Data extracted from a collection:
-.-.-

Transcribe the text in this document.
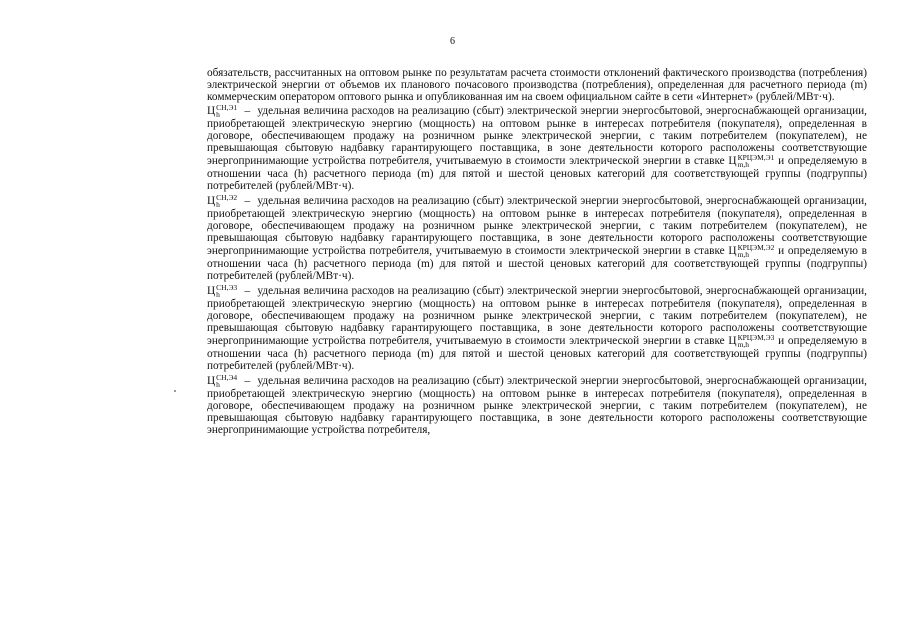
6

обязательств, рассчитанных на оптовом рынке по результатам расчета стоимости отклонений фактического производства (потребления) электрической энергии от объемов их планового почасового производства (потребления), определенная для расчетного периода (m) коммерческим оператором оптового рынка и опубликованная им на своем официальном сайте в сети «Интернет» (рублей/МВт·ч).

Ц СН,Э1
h	– удельная величина расходов на реализацию (сбыт) электрической энергии энергосбытовой, энергоснабжающей организации, приобретающей электрическую энергию (мощность) на оптовом рынке в интересах потребителя (покупателя), определенная в договоре, обеспечивающем продажу на розничном рынке электрической энергии, с таким потребителем (покупателем), не превышающая сбытовую надбавку гарантирующего поставщика, в зоне деятельности которого расположены соответствующие энергопринимающие устройства потребителя, учитываемую в стоимости электрической энергии в ставке Ц КРЦЭМ,Э1
m,h	и определяемую в отношении часа (h) расчетного периода (m) для пятой и шестой ценовых категорий для соответствующей группы (подгруппы) потребителей (рублей/МВт·ч).

Ц СН,Э2
h	– удельная величина расходов на реализацию (сбыт) электрической энергии энергосбытовой, энергоснабжающей организации, приобретающей электрическую энергию (мощность) на оптовом рынке в интересах потребителя (покупателя), определенная в договоре, обеспечивающем продажу на розничном рынке электрической энергии, с таким потребителем (покупателем), не превышающая сбытовую надбавку гарантирующего поставщика, в зоне деятельности которого расположены соответствующие энергопринимающие устройства потребителя, учитываемую в стоимости электрической энергии в ставке Ц КРЦЭМ,Э2
m,h	и определяемую в отношении часа (h) расчетного периода (m) для пятой и шестой ценовых категорий для соответствующей группы (подгруппы) потребителей (рублей/МВт·ч).

Ц СН,Э3
h	– удельная величина расходов на реализацию (сбыт) электрической энергии энергосбытовой, энергоснабжающей организации, приобретающей электрическую энергию (мощность) на оптовом рынке в интересах потребителя (покупателя), определенная в договоре, обеспечивающем продажу на розничном рынке электрической энергии, с таким потребителем (покупателем), не превышающая сбытовую надбавку гарантирующего поставщика, в зоне деятельности которого расположены соответствующие энергопринимающие устройства потребителя, учитываемую в стоимости электрической энергии в ставке Ц КРЦЭМ,Э3
m,h	и определяемую в отношении часа (h) расчетного периода (m) для пятой и шестой ценовых категорий для соответствующей группы (подгруппы) потребителей (рублей/МВт·ч).

Ц СН,Э4
h	– удельная величина расходов на реализацию (сбыт) электрической энергии энергосбытовой, энергоснабжающей организации, приобретающей электрическую энергию (мощность) на оптовом рынке в интересах потребителя (покупателя), определенная в договоре, обеспечивающем продажу на розничном рынке электрической энергии, с таким потребителем (покупателем), не превышающая сбытовую надбавку гарантирующего поставщика, в зоне деятельности которого расположены соответствующие энергопринимающие устройства потребителя,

-.-.-

What the task requires:
Output all of the records exactly as they appear above, but not the pictures.

Exercise response:
Transcribe the text in this document.
6

обязательств, рассчитанных на оптовом рынке по результатам расчета стоимости отклонений фактического производства (потребления) электрической энергии от объемов их планового почасового производства (потребления), определенная для расчетного периода (m) коммерческим оператором оптового рынка и опубликованная им на своем официальном сайте в сети «Интернет» (рублей/МВт·ч).

Ц СН,Э1
h	– удельная величина расходов на реализацию (сбыт) электрической энергии энергосбытовой, энергоснабжающей организации, приобретающей электрическую энергию (мощность) на оптовом рынке в интересах потребителя (покупателя), определенная в договоре, обеспечивающем продажу на розничном рынке электрической энергии, с таким потребителем (покупателем), не превышающая сбытовую надбавку гарантирующего поставщика, в зоне деятельности которого расположены соответствующие энергопринимающие устройства потребителя, учитываемую в стоимости электрической энергии в ставке Ц КРЦЭМ,Э1
m,h	и определяемую в отношении часа (h) расчетного периода (m) для пятой и шестой ценовых категорий для соответствующей группы (подгруппы) потребителей (рублей/МВт·ч).

Ц СН,Э2
h	– удельная величина расходов на реализацию (сбыт) электрической энергии энергосбытовой, энергоснабжающей организации, приобретающей электрическую энергию (мощность) на оптовом рынке в интересах потребителя (покупателя), определенная в договоре, обеспечивающем продажу на розничном рынке электрической энергии, с таким потребителем (покупателем), не превышающая сбытовую надбавку гарантирующего поставщика, в зоне деятельности которого расположены соответствующие энергопринимающие устройства потребителя, учитываемую в стоимости электрической энергии в ставке Ц КРЦЭМ,Э2
m,h	и определяемую в отношении часа (h) расчетного периода (m) для пятой и шестой ценовых категорий для соответствующей группы (подгруппы) потребителей (рублей/МВт·ч).

Ц СН,Э3
h	– удельная величина расходов на реализацию (сбыт) электрической энергии энергосбытовой, энергоснабжающей организации, приобретающей электрическую энергию (мощность) на оптовом рынке в интересах потребителя (покупателя), определенная в договоре, обеспечивающем продажу на розничном рынке электрической энергии, с таким потребителем (покупателем), не превышающая сбытовую надбавку гарантирующего поставщика, в зоне деятельности которого расположены соответствующие энергопринимающие устройства потребителя, учитываемую в стоимости электрической энергии в ставке Ц КРЦЭМ,Э3
m,h	и определяемую в отношении часа (h) расчетного периода (m) для пятой и шестой ценовых категорий для соответствующей группы (подгруппы) потребителей (рублей/МВт·ч).

Ц СН,Э4
h	– удельная величина расходов на реализацию (сбыт) электрической энергии энергосбытовой, энергоснабжающей организации, приобретающей электрическую энергию (мощность) на оптовом рынке в интересах потребителя (покупателя), определенная в договоре, обеспечивающем продажу на розничном рынке электрической энергии, с таким потребителем (покупателем), не превышающая сбытовую надбавку гарантирующего поставщика, в зоне деятельности которого расположены соответствующие энергопринимающие устройства потребителя,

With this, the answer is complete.